### Figure data in JSON
---

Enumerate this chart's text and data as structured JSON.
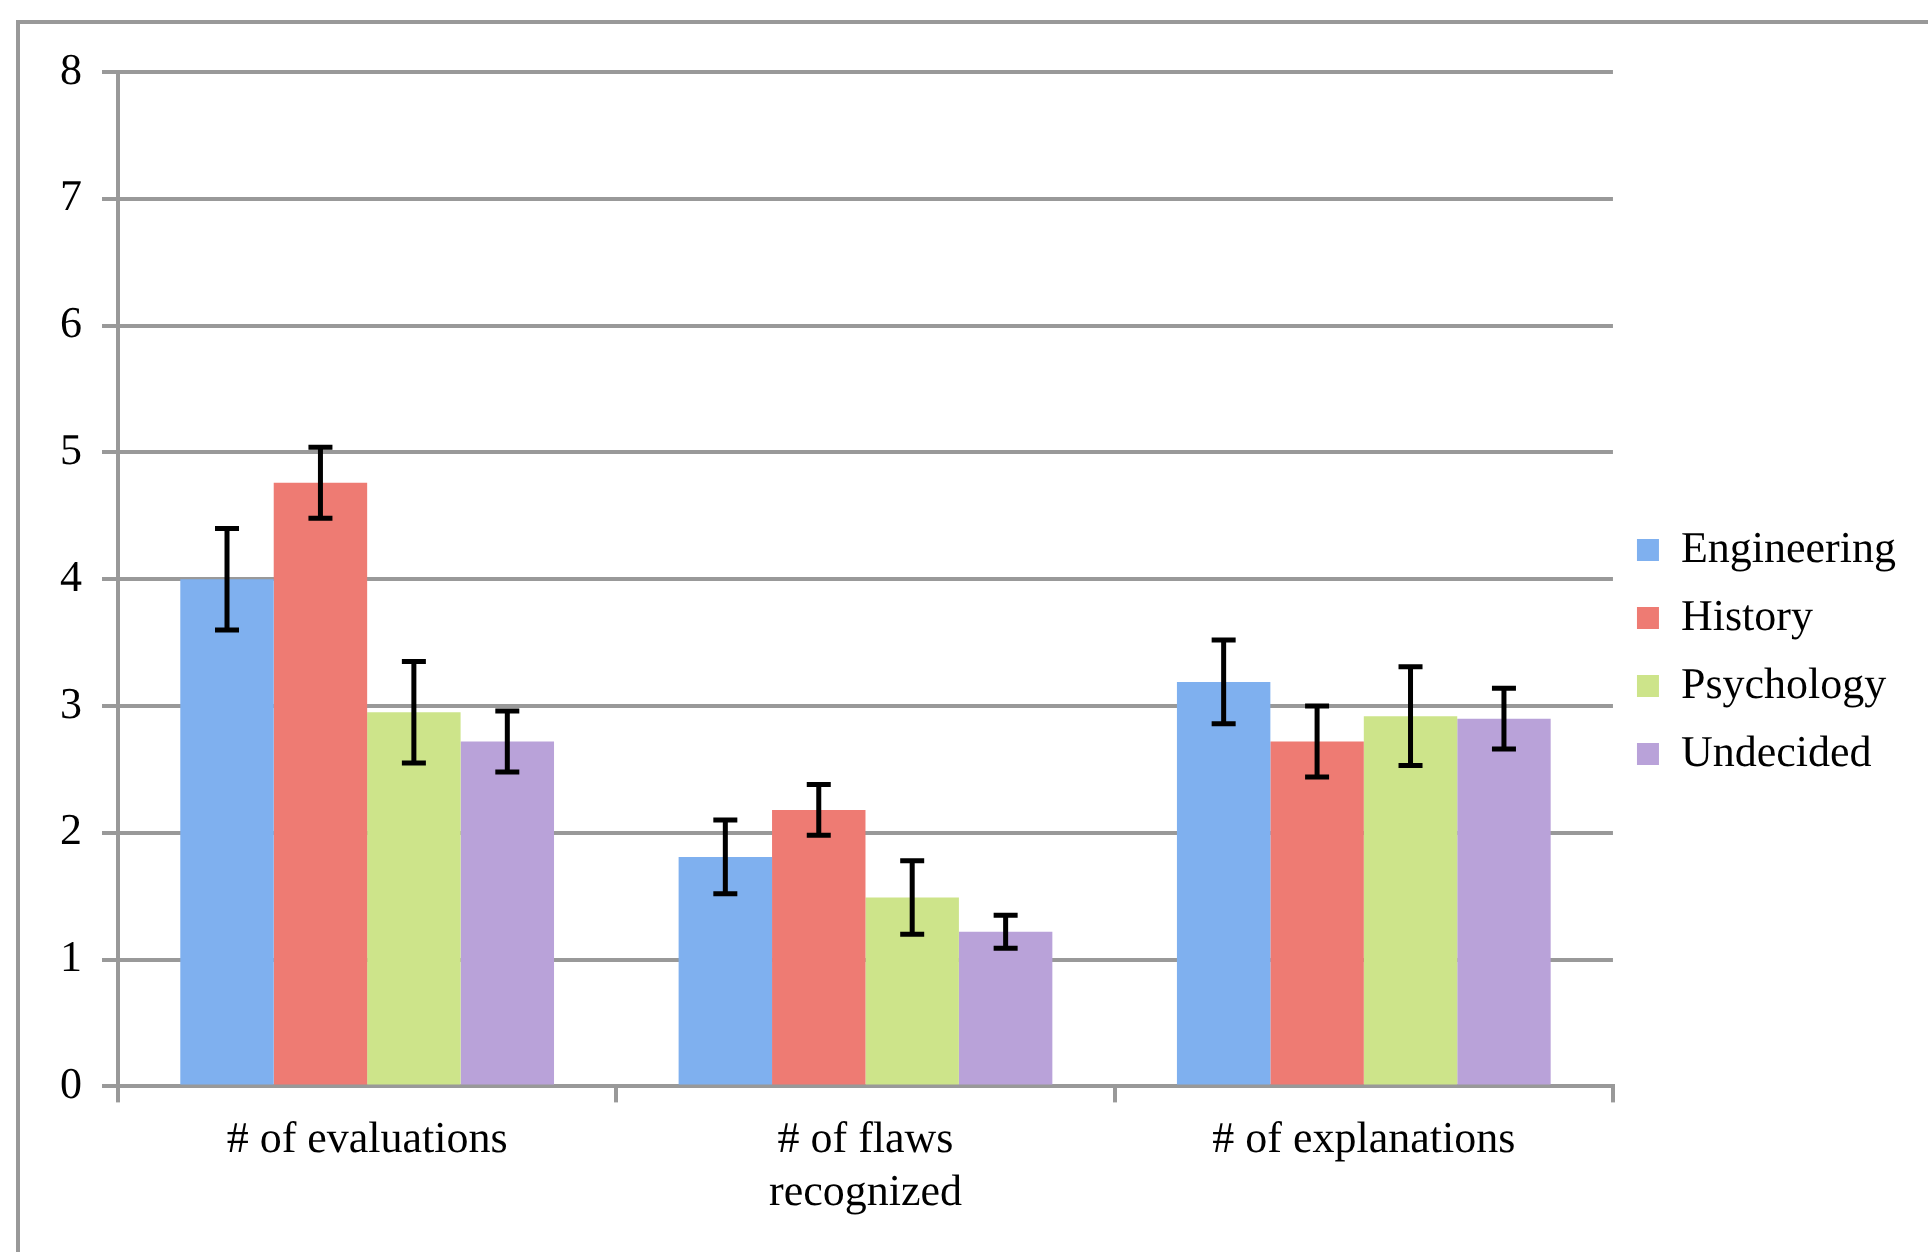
{
  "chart_data": {
    "type": "bar",
    "categories": [
      "# of evaluations",
      "# of flaws recognized",
      "# of explanations"
    ],
    "series": [
      {
        "name": "Engineering",
        "color": "#7fb0ef",
        "values": [
          4.0,
          1.81,
          3.19
        ],
        "errors": [
          0.4,
          0.29,
          0.33
        ]
      },
      {
        "name": "History",
        "color": "#ee7b73",
        "values": [
          4.76,
          2.18,
          2.72
        ],
        "errors": [
          0.28,
          0.2,
          0.28
        ]
      },
      {
        "name": "Psychology",
        "color": "#cde48a",
        "values": [
          2.95,
          1.49,
          2.92
        ],
        "errors": [
          0.4,
          0.29,
          0.39
        ]
      },
      {
        "name": "Undecided",
        "color": "#b9a2d9",
        "values": [
          2.72,
          1.22,
          2.9
        ],
        "errors": [
          0.24,
          0.13,
          0.24
        ]
      }
    ],
    "ylim": [
      0,
      8
    ],
    "yticks": [
      0,
      1,
      2,
      3,
      4,
      5,
      6,
      7,
      8
    ],
    "grid": "y",
    "legend": "right"
  }
}
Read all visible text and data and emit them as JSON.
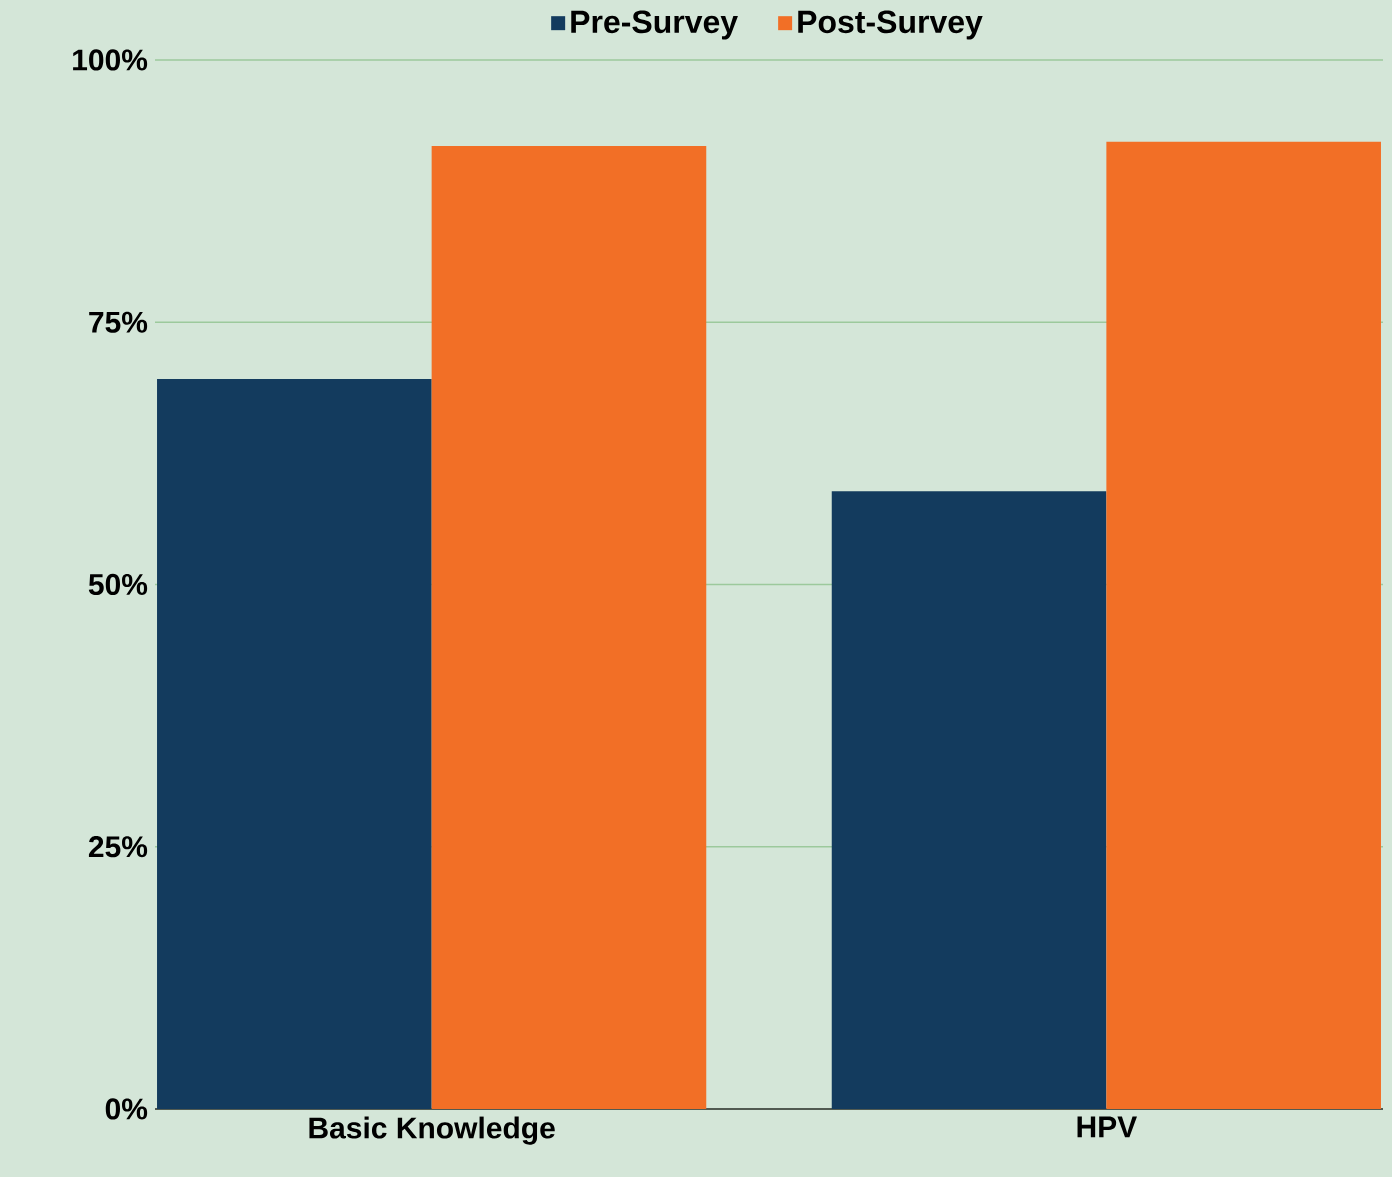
{
  "chart_data": {
    "type": "bar",
    "categories": [
      "Basic Knowledge",
      "HPV"
    ],
    "series": [
      {
        "name": "Pre-Survey",
        "color": "#133b5e",
        "values": [
          69.6,
          58.9
        ]
      },
      {
        "name": "Post-Survey",
        "color": "#f26f26",
        "values": [
          91.8,
          92.2
        ]
      }
    ],
    "ylim": [
      0,
      100
    ],
    "yticks": [
      {
        "value": 0,
        "label": "0%"
      },
      {
        "value": 25,
        "label": "25%"
      },
      {
        "value": 50,
        "label": "50%"
      },
      {
        "value": 75,
        "label": "75%"
      },
      {
        "value": 100,
        "label": "100%"
      }
    ],
    "grid": "y",
    "legend": "top"
  }
}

---

### Directions
Return each line from the material above exactly, but not the pictures.

### Answer to this exercise
Enumerate this chart's text and data as structured JSON.
{
  "chart_data": {
    "type": "bar",
    "categories": [
      "# of evaluations",
      "# of flaws recognized",
      "# of explanations"
    ],
    "series": [
      {
        "name": "Engineering",
        "color": "#7fb0ef",
        "values": [
          4.0,
          1.81,
          3.19
        ],
        "errors": [
          0.4,
          0.29,
          0.33
        ]
      },
      {
        "name": "History",
        "color": "#ee7b73",
        "values": [
          4.76,
          2.18,
          2.72
        ],
        "errors": [
          0.28,
          0.2,
          0.28
        ]
      },
      {
        "name": "Psychology",
        "color": "#cde48a",
        "values": [
          2.95,
          1.49,
          2.92
        ],
        "errors": [
          0.4,
          0.29,
          0.39
        ]
      },
      {
        "name": "Undecided",
        "color": "#b9a2d9",
        "values": [
          2.72,
          1.22,
          2.9
        ],
        "errors": [
          0.24,
          0.13,
          0.24
        ]
      }
    ],
    "ylim": [
      0,
      8
    ],
    "yticks": [
      0,
      1,
      2,
      3,
      4,
      5,
      6,
      7,
      8
    ],
    "grid": "y",
    "legend": "right"
  }
}
Read all visible text and data and emit them as JSON.
{
  "chart_data": {
    "type": "bar",
    "categories": [
      "Basic Knowledge",
      "HPV"
    ],
    "series": [
      {
        "name": "Pre-Survey",
        "color": "#133b5e",
        "values": [
          69.6,
          58.9
        ]
      },
      {
        "name": "Post-Survey",
        "color": "#f26f26",
        "values": [
          91.8,
          92.2
        ]
      }
    ],
    "ylim": [
      0,
      100
    ],
    "yticks": [
      {
        "value": 0,
        "label": "0%"
      },
      {
        "value": 25,
        "label": "25%"
      },
      {
        "value": 50,
        "label": "50%"
      },
      {
        "value": 75,
        "label": "75%"
      },
      {
        "value": 100,
        "label": "100%"
      }
    ],
    "grid": "y",
    "legend": "top"
  }
}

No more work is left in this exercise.